[Extracted records]
◇ ◇ ◇ ◇
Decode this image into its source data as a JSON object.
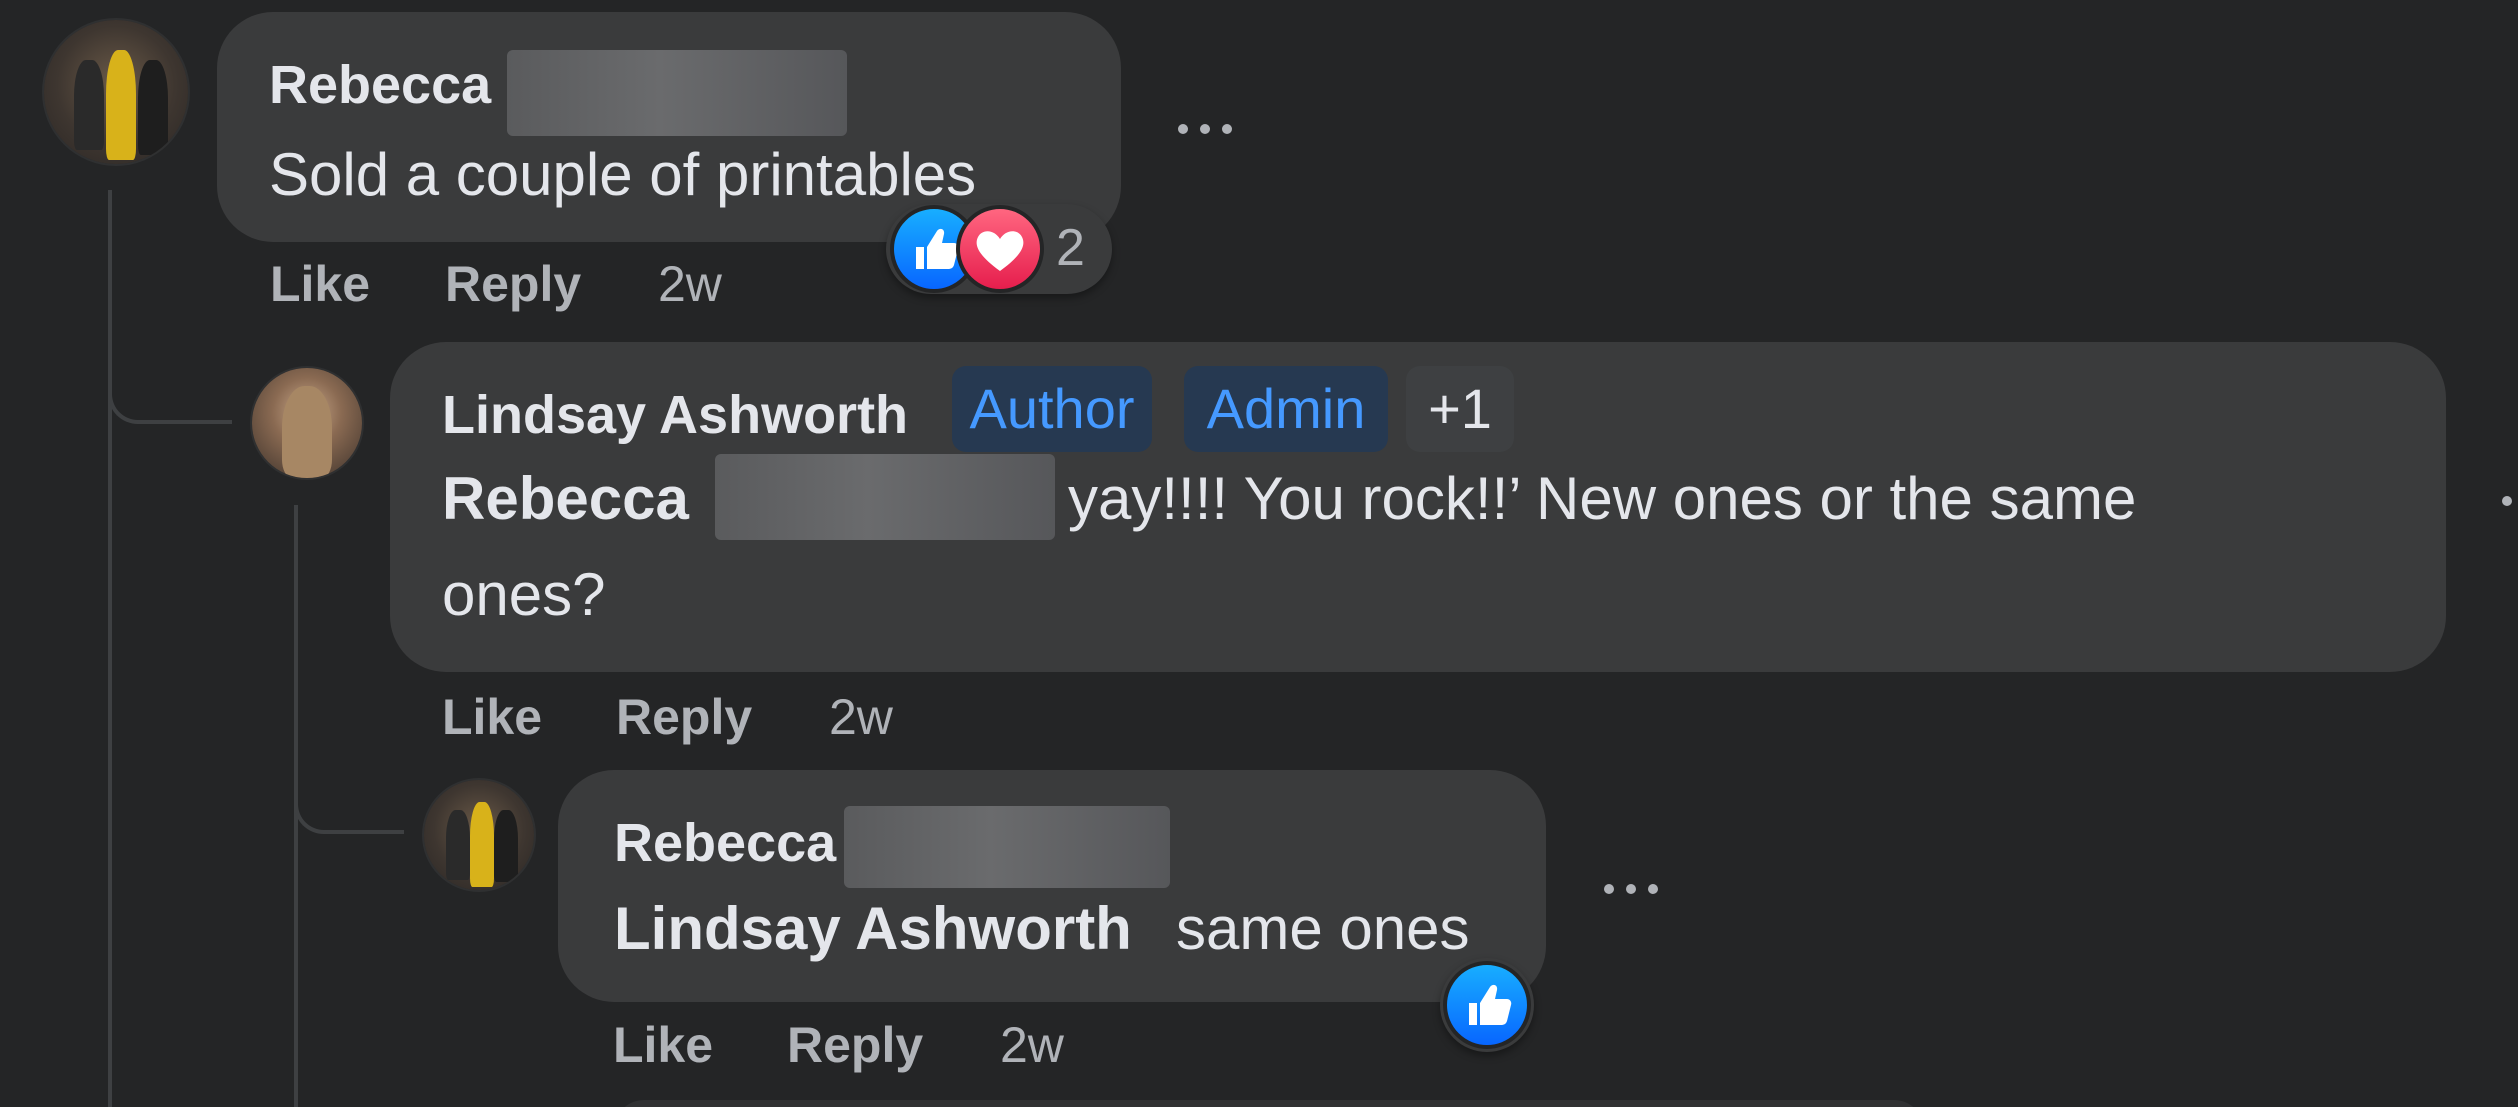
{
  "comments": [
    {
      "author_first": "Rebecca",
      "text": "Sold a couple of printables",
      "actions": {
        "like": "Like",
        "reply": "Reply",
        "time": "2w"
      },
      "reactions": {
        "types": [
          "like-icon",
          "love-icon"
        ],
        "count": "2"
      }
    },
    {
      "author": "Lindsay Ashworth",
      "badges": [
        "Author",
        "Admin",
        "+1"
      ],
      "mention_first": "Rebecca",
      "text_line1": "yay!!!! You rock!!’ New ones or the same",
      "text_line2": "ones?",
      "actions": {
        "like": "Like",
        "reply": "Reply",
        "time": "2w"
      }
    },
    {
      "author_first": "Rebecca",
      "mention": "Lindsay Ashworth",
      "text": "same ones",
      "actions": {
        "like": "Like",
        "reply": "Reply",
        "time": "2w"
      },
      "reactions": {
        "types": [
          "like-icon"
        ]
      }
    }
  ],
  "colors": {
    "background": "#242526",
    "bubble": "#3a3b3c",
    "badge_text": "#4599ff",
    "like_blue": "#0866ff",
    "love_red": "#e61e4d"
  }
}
◇ ◇ ◇ ◇
## Description of the task
What is the number of lines holding the word "Ashworth"? State it alone.

## Correct result
2